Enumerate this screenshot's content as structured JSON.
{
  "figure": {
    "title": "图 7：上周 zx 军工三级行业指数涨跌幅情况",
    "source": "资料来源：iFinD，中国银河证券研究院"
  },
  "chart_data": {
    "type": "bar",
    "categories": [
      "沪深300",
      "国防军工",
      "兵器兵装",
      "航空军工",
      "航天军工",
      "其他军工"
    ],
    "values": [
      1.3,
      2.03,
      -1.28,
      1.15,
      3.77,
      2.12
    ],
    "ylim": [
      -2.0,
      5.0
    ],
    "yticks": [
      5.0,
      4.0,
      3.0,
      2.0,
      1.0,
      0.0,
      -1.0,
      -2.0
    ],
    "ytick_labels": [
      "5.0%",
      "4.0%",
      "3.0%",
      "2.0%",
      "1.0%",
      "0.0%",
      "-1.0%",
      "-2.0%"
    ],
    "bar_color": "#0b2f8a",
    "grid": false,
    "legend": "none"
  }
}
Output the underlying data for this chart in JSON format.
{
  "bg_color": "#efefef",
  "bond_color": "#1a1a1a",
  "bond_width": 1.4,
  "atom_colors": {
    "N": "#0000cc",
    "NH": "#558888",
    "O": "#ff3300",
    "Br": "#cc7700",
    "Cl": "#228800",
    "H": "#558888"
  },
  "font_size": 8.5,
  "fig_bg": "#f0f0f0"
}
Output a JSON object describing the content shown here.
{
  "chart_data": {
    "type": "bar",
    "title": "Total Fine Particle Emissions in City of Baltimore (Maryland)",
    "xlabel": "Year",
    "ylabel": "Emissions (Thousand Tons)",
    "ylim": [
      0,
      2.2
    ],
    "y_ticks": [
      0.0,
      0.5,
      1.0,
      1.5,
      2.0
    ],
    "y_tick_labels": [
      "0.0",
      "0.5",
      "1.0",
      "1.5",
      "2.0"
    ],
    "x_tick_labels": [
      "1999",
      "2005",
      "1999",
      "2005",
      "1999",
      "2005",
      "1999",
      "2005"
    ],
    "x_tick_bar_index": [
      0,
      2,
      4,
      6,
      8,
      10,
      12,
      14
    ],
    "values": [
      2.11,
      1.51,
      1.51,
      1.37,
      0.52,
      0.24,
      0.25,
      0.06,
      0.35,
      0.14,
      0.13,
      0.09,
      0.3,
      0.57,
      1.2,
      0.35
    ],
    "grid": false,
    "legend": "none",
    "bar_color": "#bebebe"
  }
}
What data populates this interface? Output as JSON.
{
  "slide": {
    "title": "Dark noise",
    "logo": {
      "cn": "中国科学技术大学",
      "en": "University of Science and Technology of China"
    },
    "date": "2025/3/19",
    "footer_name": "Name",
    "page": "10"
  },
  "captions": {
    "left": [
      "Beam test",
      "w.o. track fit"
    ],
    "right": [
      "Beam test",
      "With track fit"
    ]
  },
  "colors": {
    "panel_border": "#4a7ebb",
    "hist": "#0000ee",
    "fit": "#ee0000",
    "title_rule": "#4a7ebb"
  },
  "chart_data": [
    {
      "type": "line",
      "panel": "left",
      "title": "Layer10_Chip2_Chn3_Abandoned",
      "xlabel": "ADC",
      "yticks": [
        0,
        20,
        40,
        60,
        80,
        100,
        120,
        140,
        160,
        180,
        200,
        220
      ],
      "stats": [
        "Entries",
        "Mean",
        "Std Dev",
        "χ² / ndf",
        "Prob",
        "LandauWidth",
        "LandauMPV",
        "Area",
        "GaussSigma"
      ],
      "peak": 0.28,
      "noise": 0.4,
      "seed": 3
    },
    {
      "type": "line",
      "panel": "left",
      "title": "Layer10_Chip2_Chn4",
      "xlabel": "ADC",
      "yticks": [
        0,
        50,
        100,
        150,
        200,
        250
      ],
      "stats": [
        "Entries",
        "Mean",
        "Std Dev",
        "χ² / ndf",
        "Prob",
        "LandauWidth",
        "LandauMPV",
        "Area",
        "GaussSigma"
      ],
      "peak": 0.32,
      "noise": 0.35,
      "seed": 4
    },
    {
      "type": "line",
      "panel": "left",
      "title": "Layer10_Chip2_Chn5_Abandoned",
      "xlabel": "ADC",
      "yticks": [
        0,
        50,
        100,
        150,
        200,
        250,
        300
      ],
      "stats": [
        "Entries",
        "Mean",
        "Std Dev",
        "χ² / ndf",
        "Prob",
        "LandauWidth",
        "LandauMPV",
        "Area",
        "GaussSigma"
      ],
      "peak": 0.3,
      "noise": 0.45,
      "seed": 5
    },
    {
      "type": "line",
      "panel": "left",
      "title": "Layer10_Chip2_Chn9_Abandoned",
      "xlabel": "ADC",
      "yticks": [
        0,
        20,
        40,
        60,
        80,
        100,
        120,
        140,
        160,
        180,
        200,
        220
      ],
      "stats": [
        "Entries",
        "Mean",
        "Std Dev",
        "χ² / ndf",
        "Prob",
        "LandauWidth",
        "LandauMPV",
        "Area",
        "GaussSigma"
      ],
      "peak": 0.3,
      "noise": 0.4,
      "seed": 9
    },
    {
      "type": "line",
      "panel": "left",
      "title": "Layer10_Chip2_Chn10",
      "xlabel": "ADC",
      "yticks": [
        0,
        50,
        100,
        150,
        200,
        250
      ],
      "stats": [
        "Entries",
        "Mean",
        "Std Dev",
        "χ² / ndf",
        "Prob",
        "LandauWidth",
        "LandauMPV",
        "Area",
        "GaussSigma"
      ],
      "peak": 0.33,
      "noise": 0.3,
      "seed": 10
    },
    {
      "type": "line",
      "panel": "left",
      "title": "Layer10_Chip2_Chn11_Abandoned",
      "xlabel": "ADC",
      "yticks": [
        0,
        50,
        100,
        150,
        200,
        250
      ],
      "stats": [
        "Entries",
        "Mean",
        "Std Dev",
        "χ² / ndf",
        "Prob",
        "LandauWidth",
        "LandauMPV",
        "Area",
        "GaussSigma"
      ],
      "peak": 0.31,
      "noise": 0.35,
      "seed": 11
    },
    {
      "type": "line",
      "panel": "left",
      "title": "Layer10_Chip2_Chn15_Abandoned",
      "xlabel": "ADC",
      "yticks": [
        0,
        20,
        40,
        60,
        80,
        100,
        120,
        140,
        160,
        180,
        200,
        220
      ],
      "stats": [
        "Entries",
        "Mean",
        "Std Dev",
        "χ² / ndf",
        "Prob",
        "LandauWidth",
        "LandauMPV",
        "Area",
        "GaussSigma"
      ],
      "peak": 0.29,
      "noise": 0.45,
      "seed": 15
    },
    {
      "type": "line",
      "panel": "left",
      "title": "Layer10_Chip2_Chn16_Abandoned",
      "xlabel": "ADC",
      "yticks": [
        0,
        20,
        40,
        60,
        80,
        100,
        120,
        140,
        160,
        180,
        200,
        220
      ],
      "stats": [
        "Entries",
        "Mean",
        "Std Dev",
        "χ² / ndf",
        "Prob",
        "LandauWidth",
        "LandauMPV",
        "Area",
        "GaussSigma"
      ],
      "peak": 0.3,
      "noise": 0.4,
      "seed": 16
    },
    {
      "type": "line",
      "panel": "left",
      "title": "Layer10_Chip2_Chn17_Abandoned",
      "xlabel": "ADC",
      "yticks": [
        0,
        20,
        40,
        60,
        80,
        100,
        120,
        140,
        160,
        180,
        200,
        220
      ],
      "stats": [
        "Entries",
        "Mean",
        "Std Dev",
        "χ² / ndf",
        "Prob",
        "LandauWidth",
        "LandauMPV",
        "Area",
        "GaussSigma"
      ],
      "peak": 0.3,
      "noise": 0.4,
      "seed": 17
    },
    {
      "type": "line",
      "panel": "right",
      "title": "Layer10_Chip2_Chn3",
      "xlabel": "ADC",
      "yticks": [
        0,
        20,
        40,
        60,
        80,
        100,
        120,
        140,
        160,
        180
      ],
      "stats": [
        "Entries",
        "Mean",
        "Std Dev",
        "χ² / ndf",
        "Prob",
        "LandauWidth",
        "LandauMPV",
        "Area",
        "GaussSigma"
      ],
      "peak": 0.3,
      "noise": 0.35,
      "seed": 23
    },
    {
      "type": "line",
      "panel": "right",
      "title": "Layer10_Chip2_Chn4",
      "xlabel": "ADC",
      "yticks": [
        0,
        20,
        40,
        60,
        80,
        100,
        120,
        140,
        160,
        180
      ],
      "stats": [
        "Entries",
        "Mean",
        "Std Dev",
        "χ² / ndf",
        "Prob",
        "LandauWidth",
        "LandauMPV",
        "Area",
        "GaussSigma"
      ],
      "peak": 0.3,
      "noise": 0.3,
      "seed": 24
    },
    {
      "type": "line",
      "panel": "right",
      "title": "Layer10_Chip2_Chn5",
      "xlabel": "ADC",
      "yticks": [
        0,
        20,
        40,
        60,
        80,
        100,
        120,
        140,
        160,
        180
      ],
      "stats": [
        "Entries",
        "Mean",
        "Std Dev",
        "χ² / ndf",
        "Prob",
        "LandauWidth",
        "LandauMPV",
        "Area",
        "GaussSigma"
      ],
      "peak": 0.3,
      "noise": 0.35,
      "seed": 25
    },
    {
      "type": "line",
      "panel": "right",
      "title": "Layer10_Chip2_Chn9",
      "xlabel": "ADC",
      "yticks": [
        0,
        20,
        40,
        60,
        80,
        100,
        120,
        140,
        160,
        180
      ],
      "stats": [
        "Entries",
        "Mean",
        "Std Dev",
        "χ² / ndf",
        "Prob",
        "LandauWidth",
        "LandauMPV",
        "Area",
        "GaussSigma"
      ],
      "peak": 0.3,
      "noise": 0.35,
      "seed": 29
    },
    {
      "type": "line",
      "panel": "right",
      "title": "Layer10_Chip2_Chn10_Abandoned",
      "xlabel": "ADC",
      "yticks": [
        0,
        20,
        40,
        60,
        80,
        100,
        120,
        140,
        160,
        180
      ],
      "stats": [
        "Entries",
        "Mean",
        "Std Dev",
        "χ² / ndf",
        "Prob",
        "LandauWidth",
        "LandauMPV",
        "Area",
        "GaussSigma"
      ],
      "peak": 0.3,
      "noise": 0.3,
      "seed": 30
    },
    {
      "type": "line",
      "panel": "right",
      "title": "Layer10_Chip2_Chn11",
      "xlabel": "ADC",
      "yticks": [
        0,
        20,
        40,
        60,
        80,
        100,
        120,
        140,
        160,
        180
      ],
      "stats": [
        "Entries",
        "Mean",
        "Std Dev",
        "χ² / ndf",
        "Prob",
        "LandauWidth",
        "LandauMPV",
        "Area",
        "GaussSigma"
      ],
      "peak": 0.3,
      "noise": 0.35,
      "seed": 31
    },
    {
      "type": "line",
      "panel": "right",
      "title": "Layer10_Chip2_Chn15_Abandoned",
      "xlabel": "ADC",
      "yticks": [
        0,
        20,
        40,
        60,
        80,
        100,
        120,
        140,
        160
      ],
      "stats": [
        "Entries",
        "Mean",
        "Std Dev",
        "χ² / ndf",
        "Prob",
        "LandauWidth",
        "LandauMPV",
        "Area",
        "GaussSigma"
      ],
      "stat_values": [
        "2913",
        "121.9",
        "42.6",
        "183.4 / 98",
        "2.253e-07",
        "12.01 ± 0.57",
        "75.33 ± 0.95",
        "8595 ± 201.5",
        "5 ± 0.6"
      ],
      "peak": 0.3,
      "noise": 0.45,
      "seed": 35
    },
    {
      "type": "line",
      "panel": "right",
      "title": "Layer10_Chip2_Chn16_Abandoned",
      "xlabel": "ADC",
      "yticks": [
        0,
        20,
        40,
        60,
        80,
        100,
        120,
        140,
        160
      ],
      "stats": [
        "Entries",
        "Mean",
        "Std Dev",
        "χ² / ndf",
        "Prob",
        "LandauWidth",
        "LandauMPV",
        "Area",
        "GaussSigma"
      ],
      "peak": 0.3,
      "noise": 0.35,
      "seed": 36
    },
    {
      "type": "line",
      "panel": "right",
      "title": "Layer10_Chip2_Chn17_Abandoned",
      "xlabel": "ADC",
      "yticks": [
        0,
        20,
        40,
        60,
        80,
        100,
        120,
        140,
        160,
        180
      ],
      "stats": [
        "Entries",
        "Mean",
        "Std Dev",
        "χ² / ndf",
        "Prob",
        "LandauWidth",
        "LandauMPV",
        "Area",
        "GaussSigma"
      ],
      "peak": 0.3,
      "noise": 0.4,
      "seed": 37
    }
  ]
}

━━━━━━━━

Set problem — Collect every line with the string "this" from the records, and copy each.

Completed task —
Enumerate this screenshot's content as structured JSON.
Output the underlying data for this chart in JSON format.
What data populates this interface? Output as JSON.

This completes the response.